◆ Supplied material
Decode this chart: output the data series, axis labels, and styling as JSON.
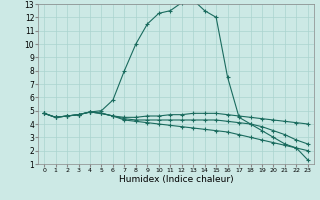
{
  "xlabel": "Humidex (Indice chaleur)",
  "xlim": [
    -0.5,
    23.5
  ],
  "ylim": [
    1,
    13
  ],
  "xticks": [
    0,
    1,
    2,
    3,
    4,
    5,
    6,
    7,
    8,
    9,
    10,
    11,
    12,
    13,
    14,
    15,
    16,
    17,
    18,
    19,
    20,
    21,
    22,
    23
  ],
  "yticks": [
    1,
    2,
    3,
    4,
    5,
    6,
    7,
    8,
    9,
    10,
    11,
    12,
    13
  ],
  "bg_color": "#cce9e5",
  "line_color": "#1a6b5e",
  "grid_color": "#aad4cf",
  "curves": [
    [
      4.8,
      4.5,
      4.6,
      4.7,
      4.9,
      5.0,
      5.8,
      8.0,
      10.0,
      11.5,
      12.3,
      12.5,
      13.1,
      13.3,
      12.5,
      12.0,
      7.5,
      4.5,
      4.0,
      3.5,
      3.0,
      2.5,
      2.2,
      1.3
    ],
    [
      4.8,
      4.5,
      4.6,
      4.7,
      4.9,
      4.8,
      4.6,
      4.5,
      4.5,
      4.6,
      4.6,
      4.7,
      4.7,
      4.8,
      4.8,
      4.8,
      4.7,
      4.6,
      4.5,
      4.4,
      4.3,
      4.2,
      4.1,
      4.0
    ],
    [
      4.8,
      4.5,
      4.6,
      4.7,
      4.9,
      4.8,
      4.6,
      4.4,
      4.3,
      4.3,
      4.3,
      4.3,
      4.3,
      4.3,
      4.3,
      4.3,
      4.2,
      4.1,
      4.0,
      3.8,
      3.5,
      3.2,
      2.8,
      2.5
    ],
    [
      4.8,
      4.5,
      4.6,
      4.7,
      4.9,
      4.8,
      4.6,
      4.3,
      4.2,
      4.1,
      4.0,
      3.9,
      3.8,
      3.7,
      3.6,
      3.5,
      3.4,
      3.2,
      3.0,
      2.8,
      2.6,
      2.4,
      2.2,
      2.0
    ]
  ]
}
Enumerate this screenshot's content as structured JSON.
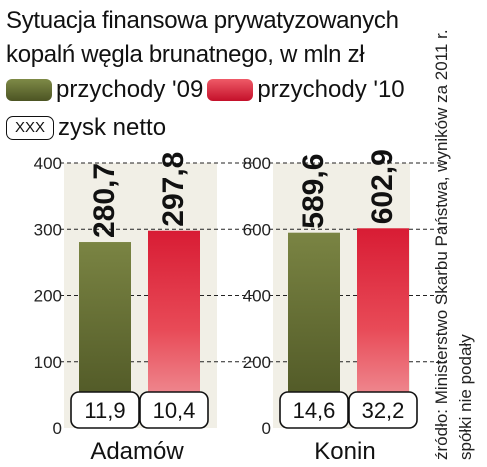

◆ Request
Repeat the material above verbatim, with no pictures in the output.

◆ Reply
Decode this chart: output the data series, axis labels, and styling as JSON.
{
  "xlabel": "Humidex (Indice chaleur)",
  "xlim": [
    -0.5,
    23.5
  ],
  "ylim": [
    1,
    13
  ],
  "xticks": [
    0,
    1,
    2,
    3,
    4,
    5,
    6,
    7,
    8,
    9,
    10,
    11,
    12,
    13,
    14,
    15,
    16,
    17,
    18,
    19,
    20,
    21,
    22,
    23
  ],
  "yticks": [
    1,
    2,
    3,
    4,
    5,
    6,
    7,
    8,
    9,
    10,
    11,
    12,
    13
  ],
  "bg_color": "#cce9e5",
  "line_color": "#1a6b5e",
  "grid_color": "#aad4cf",
  "curves": [
    [
      4.8,
      4.5,
      4.6,
      4.7,
      4.9,
      5.0,
      5.8,
      8.0,
      10.0,
      11.5,
      12.3,
      12.5,
      13.1,
      13.3,
      12.5,
      12.0,
      7.5,
      4.5,
      4.0,
      3.5,
      3.0,
      2.5,
      2.2,
      1.3
    ],
    [
      4.8,
      4.5,
      4.6,
      4.7,
      4.9,
      4.8,
      4.6,
      4.5,
      4.5,
      4.6,
      4.6,
      4.7,
      4.7,
      4.8,
      4.8,
      4.8,
      4.7,
      4.6,
      4.5,
      4.4,
      4.3,
      4.2,
      4.1,
      4.0
    ],
    [
      4.8,
      4.5,
      4.6,
      4.7,
      4.9,
      4.8,
      4.6,
      4.4,
      4.3,
      4.3,
      4.3,
      4.3,
      4.3,
      4.3,
      4.3,
      4.3,
      4.2,
      4.1,
      4.0,
      3.8,
      3.5,
      3.2,
      2.8,
      2.5
    ],
    [
      4.8,
      4.5,
      4.6,
      4.7,
      4.9,
      4.8,
      4.6,
      4.3,
      4.2,
      4.1,
      4.0,
      3.9,
      3.8,
      3.7,
      3.6,
      3.5,
      3.4,
      3.2,
      3.0,
      2.8,
      2.6,
      2.4,
      2.2,
      2.0
    ]
  ]
}
Enumerate this screenshot's content as structured JSON.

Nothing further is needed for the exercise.